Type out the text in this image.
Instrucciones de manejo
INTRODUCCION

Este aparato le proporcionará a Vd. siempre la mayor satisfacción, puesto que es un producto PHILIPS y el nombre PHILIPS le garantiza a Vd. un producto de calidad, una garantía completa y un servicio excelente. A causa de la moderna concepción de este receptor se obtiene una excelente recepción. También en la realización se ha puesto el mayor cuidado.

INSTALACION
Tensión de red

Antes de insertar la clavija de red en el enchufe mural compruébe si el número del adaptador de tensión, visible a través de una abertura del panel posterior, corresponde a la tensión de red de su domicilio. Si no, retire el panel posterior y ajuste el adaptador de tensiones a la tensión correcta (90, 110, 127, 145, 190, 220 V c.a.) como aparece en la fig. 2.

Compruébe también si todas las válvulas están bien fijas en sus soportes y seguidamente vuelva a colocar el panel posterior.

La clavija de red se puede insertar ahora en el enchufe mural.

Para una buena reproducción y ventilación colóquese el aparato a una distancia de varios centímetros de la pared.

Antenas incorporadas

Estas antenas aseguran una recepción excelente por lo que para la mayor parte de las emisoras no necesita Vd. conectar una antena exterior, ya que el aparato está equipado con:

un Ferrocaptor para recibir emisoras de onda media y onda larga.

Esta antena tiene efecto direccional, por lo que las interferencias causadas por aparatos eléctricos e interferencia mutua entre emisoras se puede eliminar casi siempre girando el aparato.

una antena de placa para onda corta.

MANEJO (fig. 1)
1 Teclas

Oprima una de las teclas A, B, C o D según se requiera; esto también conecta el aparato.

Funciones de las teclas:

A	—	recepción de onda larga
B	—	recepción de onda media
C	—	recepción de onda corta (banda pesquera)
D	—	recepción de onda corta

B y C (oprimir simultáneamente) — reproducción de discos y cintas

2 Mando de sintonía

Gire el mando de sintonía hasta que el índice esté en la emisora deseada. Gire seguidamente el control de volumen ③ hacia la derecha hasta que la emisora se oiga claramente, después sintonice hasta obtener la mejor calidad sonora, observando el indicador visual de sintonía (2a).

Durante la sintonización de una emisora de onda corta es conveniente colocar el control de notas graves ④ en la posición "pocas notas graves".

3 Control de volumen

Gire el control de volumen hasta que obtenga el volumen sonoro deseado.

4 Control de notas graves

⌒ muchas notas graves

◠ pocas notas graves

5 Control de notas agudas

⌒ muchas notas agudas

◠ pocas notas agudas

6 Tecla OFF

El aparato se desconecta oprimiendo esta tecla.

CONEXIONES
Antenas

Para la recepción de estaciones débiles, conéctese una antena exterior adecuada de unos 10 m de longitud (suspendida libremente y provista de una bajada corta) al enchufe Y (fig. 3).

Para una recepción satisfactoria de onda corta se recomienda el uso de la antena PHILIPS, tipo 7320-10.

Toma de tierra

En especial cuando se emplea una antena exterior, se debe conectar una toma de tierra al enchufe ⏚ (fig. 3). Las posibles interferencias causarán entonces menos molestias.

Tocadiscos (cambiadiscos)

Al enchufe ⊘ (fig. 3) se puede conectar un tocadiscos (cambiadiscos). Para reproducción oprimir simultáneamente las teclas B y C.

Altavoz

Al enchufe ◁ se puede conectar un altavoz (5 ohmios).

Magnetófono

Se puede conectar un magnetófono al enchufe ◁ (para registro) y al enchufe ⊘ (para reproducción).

——

From the listing above, copy every line that holds the string "puede".

La clavija de red se puede insertar ahora en el enchufe mural.
Esta antena tiene efecto direccional, por lo que las interferencias causadas por aparatos eléctricos e interferencia mutua entre emisoras se puede eliminar casi siempre girando el aparato.
Al enchufe ⊘ (fig. 3) se puede conectar un tocadiscos (cambiadiscos). Para reproducción oprimir simultáneamente las teclas B y C.
Al enchufe ◁ se puede conectar un altavoz (5 ohmios).
Se puede conectar un magnetófono al enchufe ◁ (para registro) y al enchufe ⊘ (para reproducción).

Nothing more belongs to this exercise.